(Dataset excerpt)
· · · ·

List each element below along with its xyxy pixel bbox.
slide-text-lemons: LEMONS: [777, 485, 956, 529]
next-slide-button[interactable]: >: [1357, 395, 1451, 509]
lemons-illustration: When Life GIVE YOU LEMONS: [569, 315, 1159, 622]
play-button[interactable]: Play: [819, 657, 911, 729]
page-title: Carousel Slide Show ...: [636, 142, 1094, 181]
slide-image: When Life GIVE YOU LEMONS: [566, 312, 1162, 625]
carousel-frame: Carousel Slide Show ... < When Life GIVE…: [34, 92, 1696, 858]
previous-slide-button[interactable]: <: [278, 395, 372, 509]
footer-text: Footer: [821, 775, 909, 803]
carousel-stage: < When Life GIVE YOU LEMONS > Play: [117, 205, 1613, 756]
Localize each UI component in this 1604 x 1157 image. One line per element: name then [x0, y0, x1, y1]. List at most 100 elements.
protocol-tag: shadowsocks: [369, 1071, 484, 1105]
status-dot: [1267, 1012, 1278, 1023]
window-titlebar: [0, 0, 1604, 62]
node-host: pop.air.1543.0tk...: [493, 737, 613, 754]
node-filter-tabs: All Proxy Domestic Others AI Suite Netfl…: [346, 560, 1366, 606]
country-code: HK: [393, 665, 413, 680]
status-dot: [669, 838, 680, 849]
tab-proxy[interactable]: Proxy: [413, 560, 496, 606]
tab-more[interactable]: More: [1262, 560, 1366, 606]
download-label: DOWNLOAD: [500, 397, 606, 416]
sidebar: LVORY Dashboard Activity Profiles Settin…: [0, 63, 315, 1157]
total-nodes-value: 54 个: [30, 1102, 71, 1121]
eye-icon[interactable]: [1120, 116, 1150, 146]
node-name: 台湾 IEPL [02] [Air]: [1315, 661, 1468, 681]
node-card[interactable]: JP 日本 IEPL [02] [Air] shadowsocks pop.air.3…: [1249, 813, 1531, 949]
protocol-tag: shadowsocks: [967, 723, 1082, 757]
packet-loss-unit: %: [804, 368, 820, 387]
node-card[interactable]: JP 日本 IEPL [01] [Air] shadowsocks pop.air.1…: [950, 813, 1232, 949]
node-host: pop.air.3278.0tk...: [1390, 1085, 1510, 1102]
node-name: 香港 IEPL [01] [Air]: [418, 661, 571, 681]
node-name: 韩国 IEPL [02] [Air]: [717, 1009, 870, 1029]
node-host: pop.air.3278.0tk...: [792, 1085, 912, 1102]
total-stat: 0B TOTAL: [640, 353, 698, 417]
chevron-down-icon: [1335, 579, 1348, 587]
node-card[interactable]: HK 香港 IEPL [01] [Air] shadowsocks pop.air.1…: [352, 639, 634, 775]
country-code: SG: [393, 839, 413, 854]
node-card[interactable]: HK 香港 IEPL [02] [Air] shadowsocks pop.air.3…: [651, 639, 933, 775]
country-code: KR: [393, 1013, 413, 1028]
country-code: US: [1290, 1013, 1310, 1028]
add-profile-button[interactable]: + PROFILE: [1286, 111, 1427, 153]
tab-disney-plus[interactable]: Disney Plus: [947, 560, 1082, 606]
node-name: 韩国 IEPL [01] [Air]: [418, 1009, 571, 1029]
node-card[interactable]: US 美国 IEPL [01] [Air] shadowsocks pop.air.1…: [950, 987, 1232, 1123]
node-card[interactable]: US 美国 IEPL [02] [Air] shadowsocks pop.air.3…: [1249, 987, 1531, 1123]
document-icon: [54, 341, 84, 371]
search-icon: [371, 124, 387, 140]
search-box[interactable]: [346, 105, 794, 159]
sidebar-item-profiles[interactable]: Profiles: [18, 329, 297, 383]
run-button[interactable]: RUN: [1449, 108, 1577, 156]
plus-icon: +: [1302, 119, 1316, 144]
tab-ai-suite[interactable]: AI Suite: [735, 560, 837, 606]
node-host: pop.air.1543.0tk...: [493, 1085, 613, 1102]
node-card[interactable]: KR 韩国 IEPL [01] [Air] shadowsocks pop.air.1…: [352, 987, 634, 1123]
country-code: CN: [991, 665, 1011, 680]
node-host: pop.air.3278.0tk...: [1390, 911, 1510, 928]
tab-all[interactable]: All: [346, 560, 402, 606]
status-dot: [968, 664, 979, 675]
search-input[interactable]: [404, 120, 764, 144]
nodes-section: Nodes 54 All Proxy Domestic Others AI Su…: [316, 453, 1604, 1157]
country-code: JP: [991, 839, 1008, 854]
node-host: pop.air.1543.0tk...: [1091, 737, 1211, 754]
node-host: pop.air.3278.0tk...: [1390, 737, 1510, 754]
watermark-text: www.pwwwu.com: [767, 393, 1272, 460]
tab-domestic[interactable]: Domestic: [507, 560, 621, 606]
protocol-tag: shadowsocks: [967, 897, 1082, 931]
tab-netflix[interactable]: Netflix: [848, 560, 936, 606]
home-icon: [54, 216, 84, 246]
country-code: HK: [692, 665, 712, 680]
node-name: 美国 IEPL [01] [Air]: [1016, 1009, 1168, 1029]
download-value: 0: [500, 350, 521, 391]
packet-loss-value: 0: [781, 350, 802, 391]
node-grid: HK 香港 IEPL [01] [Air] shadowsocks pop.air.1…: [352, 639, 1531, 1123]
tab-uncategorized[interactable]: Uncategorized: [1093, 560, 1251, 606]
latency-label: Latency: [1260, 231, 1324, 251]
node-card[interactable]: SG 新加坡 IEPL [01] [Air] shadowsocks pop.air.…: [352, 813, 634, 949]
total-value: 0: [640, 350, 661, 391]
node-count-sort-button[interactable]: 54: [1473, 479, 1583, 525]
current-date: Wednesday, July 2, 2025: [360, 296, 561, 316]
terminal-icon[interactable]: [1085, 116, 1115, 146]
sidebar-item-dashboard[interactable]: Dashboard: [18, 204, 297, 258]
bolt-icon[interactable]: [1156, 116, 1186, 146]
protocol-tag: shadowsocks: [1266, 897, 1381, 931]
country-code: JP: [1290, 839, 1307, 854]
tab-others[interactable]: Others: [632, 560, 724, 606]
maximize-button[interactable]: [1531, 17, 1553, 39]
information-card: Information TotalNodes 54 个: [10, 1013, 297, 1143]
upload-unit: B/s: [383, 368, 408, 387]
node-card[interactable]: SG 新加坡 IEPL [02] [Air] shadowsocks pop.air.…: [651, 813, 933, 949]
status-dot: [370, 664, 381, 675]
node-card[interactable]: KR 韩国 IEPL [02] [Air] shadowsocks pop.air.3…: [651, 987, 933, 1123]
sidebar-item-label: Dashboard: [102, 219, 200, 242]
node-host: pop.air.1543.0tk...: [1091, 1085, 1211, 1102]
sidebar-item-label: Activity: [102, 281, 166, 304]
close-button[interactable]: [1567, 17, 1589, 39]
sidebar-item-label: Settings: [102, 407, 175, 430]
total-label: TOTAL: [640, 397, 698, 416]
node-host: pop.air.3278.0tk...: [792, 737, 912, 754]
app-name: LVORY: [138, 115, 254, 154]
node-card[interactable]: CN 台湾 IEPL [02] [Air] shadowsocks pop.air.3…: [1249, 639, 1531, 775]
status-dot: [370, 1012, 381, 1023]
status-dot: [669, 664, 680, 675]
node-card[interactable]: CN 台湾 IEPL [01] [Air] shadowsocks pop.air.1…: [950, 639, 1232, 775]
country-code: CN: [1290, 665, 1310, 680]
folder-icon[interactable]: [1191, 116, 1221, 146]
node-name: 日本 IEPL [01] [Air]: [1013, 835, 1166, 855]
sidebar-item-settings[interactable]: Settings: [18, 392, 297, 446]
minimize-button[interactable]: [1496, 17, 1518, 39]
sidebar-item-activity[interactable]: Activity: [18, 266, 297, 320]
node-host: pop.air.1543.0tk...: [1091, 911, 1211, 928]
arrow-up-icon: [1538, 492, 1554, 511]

· · · ·

■ Instructions for the task ■
Please copy the rows above verbatim, every line in the same order.

■ Correct result ■
List each element below along with its xyxy pixel bbox.
slide-text-lemons: LEMONS: [777, 485, 956, 529]
next-slide-button[interactable]: >: [1357, 395, 1451, 509]
lemons-illustration: When Life GIVE YOU LEMONS: [569, 315, 1159, 622]
play-button[interactable]: Play: [819, 657, 911, 729]
page-title: Carousel Slide Show ...: [636, 142, 1094, 181]
slide-image: When Life GIVE YOU LEMONS: [566, 312, 1162, 625]
carousel-frame: Carousel Slide Show ... < When Life GIVE…: [34, 92, 1696, 858]
previous-slide-button[interactable]: <: [278, 395, 372, 509]
footer-text: Footer: [821, 775, 909, 803]
carousel-stage: < When Life GIVE YOU LEMONS > Play: [117, 205, 1613, 756]
Localize each UI component in this 1604 x 1157 image. One line per element: name then [x0, y0, x1, y1]. List at most 100 elements.
protocol-tag: shadowsocks: [369, 1071, 484, 1105]
status-dot: [1267, 1012, 1278, 1023]
window-titlebar: [0, 0, 1604, 62]
node-host: pop.air.1543.0tk...: [493, 737, 613, 754]
node-filter-tabs: All Proxy Domestic Others AI Suite Netfl…: [346, 560, 1366, 606]
country-code: HK: [393, 665, 413, 680]
status-dot: [669, 838, 680, 849]
tab-proxy[interactable]: Proxy: [413, 560, 496, 606]
tab-more[interactable]: More: [1262, 560, 1366, 606]
download-label: DOWNLOAD: [500, 397, 606, 416]
sidebar: LVORY Dashboard Activity Profiles Settin…: [0, 63, 315, 1157]
total-nodes-value: 54 个: [30, 1102, 71, 1121]
eye-icon[interactable]: [1120, 116, 1150, 146]
node-name: 台湾 IEPL [02] [Air]: [1315, 661, 1468, 681]
node-card[interactable]: JP 日本 IEPL [02] [Air] shadowsocks pop.air.3…: [1249, 813, 1531, 949]
protocol-tag: shadowsocks: [967, 723, 1082, 757]
packet-loss-unit: %: [804, 368, 820, 387]
node-card[interactable]: JP 日本 IEPL [01] [Air] shadowsocks pop.air.1…: [950, 813, 1232, 949]
node-host: pop.air.3278.0tk...: [1390, 1085, 1510, 1102]
node-name: 香港 IEPL [01] [Air]: [418, 661, 571, 681]
node-name: 韩国 IEPL [02] [Air]: [717, 1009, 870, 1029]
node-host: pop.air.3278.0tk...: [792, 1085, 912, 1102]
total-stat: 0B TOTAL: [640, 353, 698, 417]
chevron-down-icon: [1335, 579, 1348, 587]
node-card[interactable]: HK 香港 IEPL [01] [Air] shadowsocks pop.air.1…: [352, 639, 634, 775]
country-code: SG: [393, 839, 413, 854]
node-card[interactable]: HK 香港 IEPL [02] [Air] shadowsocks pop.air.3…: [651, 639, 933, 775]
country-code: KR: [393, 1013, 413, 1028]
country-code: US: [1290, 1013, 1310, 1028]
add-profile-button[interactable]: + PROFILE: [1286, 111, 1427, 153]
tab-disney-plus[interactable]: Disney Plus: [947, 560, 1082, 606]
node-name: 韩国 IEPL [01] [Air]: [418, 1009, 571, 1029]
node-card[interactable]: US 美国 IEPL [01] [Air] shadowsocks pop.air.1…: [950, 987, 1232, 1123]
node-card[interactable]: US 美国 IEPL [02] [Air] shadowsocks pop.air.3…: [1249, 987, 1531, 1123]
document-icon: [54, 341, 84, 371]
search-icon: [371, 124, 387, 140]
search-box[interactable]: [346, 105, 794, 159]
sidebar-item-profiles[interactable]: Profiles: [18, 329, 297, 383]
run-button[interactable]: RUN: [1449, 108, 1577, 156]
plus-icon: +: [1302, 119, 1316, 144]
tab-ai-suite[interactable]: AI Suite: [735, 560, 837, 606]
node-host: pop.air.1543.0tk...: [493, 1085, 613, 1102]
node-card[interactable]: KR 韩国 IEPL [01] [Air] shadowsocks pop.air.1…: [352, 987, 634, 1123]
country-code: CN: [991, 665, 1011, 680]
node-host: pop.air.3278.0tk...: [1390, 911, 1510, 928]
tab-all[interactable]: All: [346, 560, 402, 606]
status-dot: [968, 664, 979, 675]
search-input[interactable]: [404, 120, 764, 144]
nodes-section: Nodes 54 All Proxy Domestic Others AI Su…: [316, 453, 1604, 1157]
country-code: JP: [991, 839, 1008, 854]
node-host: pop.air.1543.0tk...: [1091, 737, 1211, 754]
node-host: pop.air.3278.0tk...: [1390, 737, 1510, 754]
watermark-text: www.pwwwu.com: [767, 393, 1272, 460]
tab-domestic[interactable]: Domestic: [507, 560, 621, 606]
protocol-tag: shadowsocks: [967, 897, 1082, 931]
tab-netflix[interactable]: Netflix: [848, 560, 936, 606]
home-icon: [54, 216, 84, 246]
country-code: HK: [692, 665, 712, 680]
node-name: 美国 IEPL [01] [Air]: [1016, 1009, 1168, 1029]
download-value: 0: [500, 350, 521, 391]
packet-loss-value: 0: [781, 350, 802, 391]
node-grid: HK 香港 IEPL [01] [Air] shadowsocks pop.air.1…: [352, 639, 1531, 1123]
tab-uncategorized[interactable]: Uncategorized: [1093, 560, 1251, 606]
latency-label: Latency: [1260, 231, 1324, 251]
node-card[interactable]: SG 新加坡 IEPL [01] [Air] shadowsocks pop.air.…: [352, 813, 634, 949]
total-value: 0: [640, 350, 661, 391]
node-count-sort-button[interactable]: 54: [1473, 479, 1583, 525]
current-date: Wednesday, July 2, 2025: [360, 296, 561, 316]
terminal-icon[interactable]: [1085, 116, 1115, 146]
sidebar-item-dashboard[interactable]: Dashboard: [18, 204, 297, 258]
bolt-icon[interactable]: [1156, 116, 1186, 146]
protocol-tag: shadowsocks: [1266, 897, 1381, 931]
country-code: JP: [1290, 839, 1307, 854]
tab-others[interactable]: Others: [632, 560, 724, 606]
maximize-button[interactable]: [1531, 17, 1553, 39]
information-card: Information TotalNodes 54 个: [10, 1013, 297, 1143]
upload-unit: B/s: [383, 368, 408, 387]
node-card[interactable]: SG 新加坡 IEPL [02] [Air] shadowsocks pop.air.…: [651, 813, 933, 949]
status-dot: [370, 664, 381, 675]
node-card[interactable]: KR 韩国 IEPL [02] [Air] shadowsocks pop.air.3…: [651, 987, 933, 1123]
sidebar-item-label: Dashboard: [102, 219, 200, 242]
node-host: pop.air.1543.0tk...: [1091, 1085, 1211, 1102]
sidebar-item-label: Activity: [102, 281, 166, 304]
close-button[interactable]: [1567, 17, 1589, 39]
sidebar-item-label: Settings: [102, 407, 175, 430]
total-label: TOTAL: [640, 397, 698, 416]
node-host: pop.air.3278.0tk...: [792, 737, 912, 754]
app-name: LVORY: [138, 115, 254, 154]
node-card[interactable]: CN 台湾 IEPL [02] [Air] shadowsocks pop.air.3…: [1249, 639, 1531, 775]
status-dot: [370, 1012, 381, 1023]
status-dot: [669, 664, 680, 675]
node-card[interactable]: CN 台湾 IEPL [01] [Air] shadowsocks pop.air.1…: [950, 639, 1232, 775]
country-code: CN: [1290, 665, 1310, 680]
folder-icon[interactable]: [1191, 116, 1221, 146]
node-name: 日本 IEPL [01] [Air]: [1013, 835, 1166, 855]
sidebar-item-settings[interactable]: Settings: [18, 392, 297, 446]
minimize-button[interactable]: [1496, 17, 1518, 39]
sidebar-item-activity[interactable]: Activity: [18, 266, 297, 320]
node-host: pop.air.1543.0tk...: [1091, 911, 1211, 928]
arrow-up-icon: [1538, 492, 1554, 511]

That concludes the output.